[Annotated region listings]
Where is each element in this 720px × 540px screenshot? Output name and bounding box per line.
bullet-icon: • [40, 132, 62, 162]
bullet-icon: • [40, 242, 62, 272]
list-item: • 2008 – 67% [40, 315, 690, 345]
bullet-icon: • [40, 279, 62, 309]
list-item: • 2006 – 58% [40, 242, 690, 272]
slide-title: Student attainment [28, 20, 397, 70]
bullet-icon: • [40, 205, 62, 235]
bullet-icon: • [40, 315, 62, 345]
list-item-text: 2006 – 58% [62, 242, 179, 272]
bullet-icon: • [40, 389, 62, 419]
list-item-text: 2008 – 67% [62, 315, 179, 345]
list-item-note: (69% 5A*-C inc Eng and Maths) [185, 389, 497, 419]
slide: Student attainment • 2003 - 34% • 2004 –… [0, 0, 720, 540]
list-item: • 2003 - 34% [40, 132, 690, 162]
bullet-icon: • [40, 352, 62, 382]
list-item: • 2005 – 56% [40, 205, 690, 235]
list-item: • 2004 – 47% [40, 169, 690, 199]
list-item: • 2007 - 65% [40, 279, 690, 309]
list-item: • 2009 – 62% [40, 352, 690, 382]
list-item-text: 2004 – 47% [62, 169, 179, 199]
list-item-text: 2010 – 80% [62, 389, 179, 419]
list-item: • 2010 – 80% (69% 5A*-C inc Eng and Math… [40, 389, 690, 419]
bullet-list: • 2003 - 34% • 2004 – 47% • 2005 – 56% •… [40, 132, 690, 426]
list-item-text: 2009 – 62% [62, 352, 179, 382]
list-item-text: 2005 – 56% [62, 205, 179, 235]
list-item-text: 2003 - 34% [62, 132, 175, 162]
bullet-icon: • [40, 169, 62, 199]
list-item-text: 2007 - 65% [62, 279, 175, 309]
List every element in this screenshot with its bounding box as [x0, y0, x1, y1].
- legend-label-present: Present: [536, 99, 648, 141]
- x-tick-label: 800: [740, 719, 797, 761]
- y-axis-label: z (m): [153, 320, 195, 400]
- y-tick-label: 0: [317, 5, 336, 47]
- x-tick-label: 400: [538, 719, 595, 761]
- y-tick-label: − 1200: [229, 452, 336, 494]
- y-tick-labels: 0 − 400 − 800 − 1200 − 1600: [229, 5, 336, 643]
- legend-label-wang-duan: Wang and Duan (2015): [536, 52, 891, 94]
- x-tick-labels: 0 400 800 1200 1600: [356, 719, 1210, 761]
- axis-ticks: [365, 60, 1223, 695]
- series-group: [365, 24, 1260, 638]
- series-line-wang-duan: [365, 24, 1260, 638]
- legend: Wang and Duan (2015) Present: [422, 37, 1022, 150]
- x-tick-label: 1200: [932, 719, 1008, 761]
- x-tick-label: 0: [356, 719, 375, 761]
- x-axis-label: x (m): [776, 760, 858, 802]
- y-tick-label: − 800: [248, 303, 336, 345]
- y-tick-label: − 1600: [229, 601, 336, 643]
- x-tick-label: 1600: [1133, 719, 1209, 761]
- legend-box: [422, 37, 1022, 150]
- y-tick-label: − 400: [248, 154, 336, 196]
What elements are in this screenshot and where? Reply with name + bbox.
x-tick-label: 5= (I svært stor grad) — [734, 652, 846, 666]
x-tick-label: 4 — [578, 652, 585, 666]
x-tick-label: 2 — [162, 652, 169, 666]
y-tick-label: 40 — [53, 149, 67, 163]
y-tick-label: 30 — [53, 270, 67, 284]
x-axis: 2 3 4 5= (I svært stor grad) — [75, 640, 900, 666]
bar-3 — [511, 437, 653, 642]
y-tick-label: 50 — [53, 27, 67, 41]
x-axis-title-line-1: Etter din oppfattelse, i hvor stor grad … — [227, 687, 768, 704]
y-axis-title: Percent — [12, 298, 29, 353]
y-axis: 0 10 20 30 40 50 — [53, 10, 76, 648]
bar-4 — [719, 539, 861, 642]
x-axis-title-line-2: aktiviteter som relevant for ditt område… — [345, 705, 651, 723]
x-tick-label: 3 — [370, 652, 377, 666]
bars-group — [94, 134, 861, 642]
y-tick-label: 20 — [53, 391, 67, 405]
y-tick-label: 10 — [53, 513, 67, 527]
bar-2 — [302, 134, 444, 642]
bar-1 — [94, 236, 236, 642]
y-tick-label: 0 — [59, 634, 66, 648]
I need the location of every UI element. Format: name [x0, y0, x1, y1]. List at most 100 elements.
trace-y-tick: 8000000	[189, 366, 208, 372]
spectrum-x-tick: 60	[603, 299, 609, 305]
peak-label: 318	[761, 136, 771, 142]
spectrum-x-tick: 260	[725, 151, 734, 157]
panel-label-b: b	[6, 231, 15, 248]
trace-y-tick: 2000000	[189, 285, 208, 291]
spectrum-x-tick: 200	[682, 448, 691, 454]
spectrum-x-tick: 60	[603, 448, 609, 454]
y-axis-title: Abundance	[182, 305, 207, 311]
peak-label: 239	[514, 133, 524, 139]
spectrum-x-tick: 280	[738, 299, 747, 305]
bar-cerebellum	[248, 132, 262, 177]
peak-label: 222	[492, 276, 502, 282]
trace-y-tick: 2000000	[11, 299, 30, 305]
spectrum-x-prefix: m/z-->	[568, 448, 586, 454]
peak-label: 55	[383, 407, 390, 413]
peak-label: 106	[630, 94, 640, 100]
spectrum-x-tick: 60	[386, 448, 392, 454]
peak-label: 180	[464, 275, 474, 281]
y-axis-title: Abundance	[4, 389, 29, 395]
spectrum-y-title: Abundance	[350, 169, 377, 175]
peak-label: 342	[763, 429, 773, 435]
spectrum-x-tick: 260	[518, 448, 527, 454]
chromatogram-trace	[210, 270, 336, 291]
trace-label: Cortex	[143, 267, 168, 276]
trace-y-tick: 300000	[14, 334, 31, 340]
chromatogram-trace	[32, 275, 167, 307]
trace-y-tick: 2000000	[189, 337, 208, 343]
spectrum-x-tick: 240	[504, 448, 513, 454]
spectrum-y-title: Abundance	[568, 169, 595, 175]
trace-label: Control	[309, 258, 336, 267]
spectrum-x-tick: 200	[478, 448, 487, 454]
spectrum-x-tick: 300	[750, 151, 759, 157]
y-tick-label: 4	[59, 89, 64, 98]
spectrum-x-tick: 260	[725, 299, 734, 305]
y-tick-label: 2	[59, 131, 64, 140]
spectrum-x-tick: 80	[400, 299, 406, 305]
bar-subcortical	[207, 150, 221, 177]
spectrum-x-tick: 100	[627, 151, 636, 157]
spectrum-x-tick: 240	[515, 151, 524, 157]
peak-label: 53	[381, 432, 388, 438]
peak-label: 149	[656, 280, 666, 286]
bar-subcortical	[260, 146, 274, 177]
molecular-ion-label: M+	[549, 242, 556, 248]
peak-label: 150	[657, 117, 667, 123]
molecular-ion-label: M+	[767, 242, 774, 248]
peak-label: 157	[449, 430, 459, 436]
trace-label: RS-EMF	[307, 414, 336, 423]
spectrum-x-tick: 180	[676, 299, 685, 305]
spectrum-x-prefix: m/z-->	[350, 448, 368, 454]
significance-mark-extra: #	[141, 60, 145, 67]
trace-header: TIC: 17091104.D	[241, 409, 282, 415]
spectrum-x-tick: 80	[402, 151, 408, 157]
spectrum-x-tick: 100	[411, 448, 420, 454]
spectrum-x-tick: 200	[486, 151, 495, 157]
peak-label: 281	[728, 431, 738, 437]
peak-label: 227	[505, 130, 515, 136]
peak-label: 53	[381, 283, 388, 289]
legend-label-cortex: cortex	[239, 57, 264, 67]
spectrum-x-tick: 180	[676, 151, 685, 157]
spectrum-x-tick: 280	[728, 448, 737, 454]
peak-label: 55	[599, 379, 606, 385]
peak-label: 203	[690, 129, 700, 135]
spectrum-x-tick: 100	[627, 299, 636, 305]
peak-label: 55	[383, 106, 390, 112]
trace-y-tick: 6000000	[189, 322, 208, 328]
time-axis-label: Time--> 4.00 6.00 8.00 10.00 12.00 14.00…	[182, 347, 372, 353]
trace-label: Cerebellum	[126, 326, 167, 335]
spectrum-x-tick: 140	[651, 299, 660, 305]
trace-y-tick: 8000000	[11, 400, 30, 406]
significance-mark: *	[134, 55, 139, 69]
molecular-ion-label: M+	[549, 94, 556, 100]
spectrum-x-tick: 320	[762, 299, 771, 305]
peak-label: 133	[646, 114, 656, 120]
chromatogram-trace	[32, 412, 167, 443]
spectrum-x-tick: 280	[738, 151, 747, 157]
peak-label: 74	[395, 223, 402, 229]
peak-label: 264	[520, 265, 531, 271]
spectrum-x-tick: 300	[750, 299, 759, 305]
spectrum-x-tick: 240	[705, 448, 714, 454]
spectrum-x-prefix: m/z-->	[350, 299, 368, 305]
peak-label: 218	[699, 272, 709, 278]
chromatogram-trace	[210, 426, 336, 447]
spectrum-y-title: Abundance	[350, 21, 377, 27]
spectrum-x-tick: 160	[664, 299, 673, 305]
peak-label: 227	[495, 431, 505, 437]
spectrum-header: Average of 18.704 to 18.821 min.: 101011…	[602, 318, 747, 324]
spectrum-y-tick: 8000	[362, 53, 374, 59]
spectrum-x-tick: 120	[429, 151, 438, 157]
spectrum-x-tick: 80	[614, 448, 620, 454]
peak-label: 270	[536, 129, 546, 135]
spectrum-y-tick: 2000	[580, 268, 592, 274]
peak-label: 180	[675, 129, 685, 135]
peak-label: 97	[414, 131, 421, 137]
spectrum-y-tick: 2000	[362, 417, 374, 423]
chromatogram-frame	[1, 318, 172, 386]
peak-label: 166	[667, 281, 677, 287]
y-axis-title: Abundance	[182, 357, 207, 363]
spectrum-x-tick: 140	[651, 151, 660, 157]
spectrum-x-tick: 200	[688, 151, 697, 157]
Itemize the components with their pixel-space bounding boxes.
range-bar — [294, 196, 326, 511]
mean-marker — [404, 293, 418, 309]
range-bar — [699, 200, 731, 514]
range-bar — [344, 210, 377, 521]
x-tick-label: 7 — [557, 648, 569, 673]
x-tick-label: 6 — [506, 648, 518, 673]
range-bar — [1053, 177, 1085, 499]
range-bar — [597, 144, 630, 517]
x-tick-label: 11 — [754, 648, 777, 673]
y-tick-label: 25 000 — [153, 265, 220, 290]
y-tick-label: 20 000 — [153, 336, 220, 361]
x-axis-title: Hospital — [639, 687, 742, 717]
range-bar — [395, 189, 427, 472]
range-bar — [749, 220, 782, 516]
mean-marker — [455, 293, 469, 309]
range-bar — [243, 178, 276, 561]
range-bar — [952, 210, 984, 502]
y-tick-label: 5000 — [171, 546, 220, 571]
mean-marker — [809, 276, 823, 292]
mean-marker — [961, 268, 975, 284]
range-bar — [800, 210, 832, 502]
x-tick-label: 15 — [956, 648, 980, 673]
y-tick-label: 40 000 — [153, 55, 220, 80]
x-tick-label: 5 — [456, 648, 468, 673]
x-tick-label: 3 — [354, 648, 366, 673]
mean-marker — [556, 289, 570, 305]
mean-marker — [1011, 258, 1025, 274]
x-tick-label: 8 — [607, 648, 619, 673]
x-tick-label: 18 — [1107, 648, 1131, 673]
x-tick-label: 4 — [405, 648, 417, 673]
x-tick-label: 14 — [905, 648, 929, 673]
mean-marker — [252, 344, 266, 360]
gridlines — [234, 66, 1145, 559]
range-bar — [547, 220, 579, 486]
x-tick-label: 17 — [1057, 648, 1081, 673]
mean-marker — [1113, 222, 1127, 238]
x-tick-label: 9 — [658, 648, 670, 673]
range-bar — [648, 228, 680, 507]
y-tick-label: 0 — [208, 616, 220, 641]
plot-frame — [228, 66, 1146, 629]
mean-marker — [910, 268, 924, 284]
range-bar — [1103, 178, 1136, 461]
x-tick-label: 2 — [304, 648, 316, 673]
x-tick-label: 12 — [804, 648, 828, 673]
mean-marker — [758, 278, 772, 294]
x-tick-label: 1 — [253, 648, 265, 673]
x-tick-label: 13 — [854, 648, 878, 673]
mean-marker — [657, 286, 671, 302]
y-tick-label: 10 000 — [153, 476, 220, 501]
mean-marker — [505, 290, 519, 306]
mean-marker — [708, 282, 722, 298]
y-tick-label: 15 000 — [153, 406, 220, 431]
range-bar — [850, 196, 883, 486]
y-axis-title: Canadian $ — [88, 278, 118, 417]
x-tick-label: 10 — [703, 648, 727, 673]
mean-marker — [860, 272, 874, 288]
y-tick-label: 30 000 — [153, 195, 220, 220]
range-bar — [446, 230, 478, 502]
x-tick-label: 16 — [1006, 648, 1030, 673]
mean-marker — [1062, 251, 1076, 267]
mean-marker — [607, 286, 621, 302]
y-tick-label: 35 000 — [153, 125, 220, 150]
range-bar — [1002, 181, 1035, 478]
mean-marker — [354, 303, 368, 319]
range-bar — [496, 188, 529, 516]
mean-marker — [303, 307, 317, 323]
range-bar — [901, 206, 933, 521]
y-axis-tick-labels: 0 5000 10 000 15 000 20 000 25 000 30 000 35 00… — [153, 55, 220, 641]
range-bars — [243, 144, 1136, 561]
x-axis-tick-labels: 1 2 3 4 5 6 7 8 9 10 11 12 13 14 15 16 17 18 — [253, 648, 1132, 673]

▸ GOAL
Copy the records exactly, starting with the first line and stopping after the line that contains "list-item: • 2005 – 56% [40, 205, 690, 235]".

▸ TASK OUTPUT
Where is each element in this 720px × 540px screenshot? Output name and bounding box per line.
bullet-icon: • [40, 132, 62, 162]
bullet-icon: • [40, 242, 62, 272]
list-item: • 2008 – 67% [40, 315, 690, 345]
bullet-icon: • [40, 279, 62, 309]
list-item: • 2006 – 58% [40, 242, 690, 272]
slide-title: Student attainment [28, 20, 397, 70]
bullet-icon: • [40, 205, 62, 235]
bullet-icon: • [40, 315, 62, 345]
list-item-text: 2006 – 58% [62, 242, 179, 272]
bullet-icon: • [40, 389, 62, 419]
list-item-text: 2008 – 67% [62, 315, 179, 345]
list-item-note: (69% 5A*-C inc Eng and Maths) [185, 389, 497, 419]
slide: Student attainment • 2003 - 34% • 2004 –… [0, 0, 720, 540]
list-item: • 2003 - 34% [40, 132, 690, 162]
bullet-icon: • [40, 352, 62, 382]
list-item: • 2005 – 56% [40, 205, 690, 235]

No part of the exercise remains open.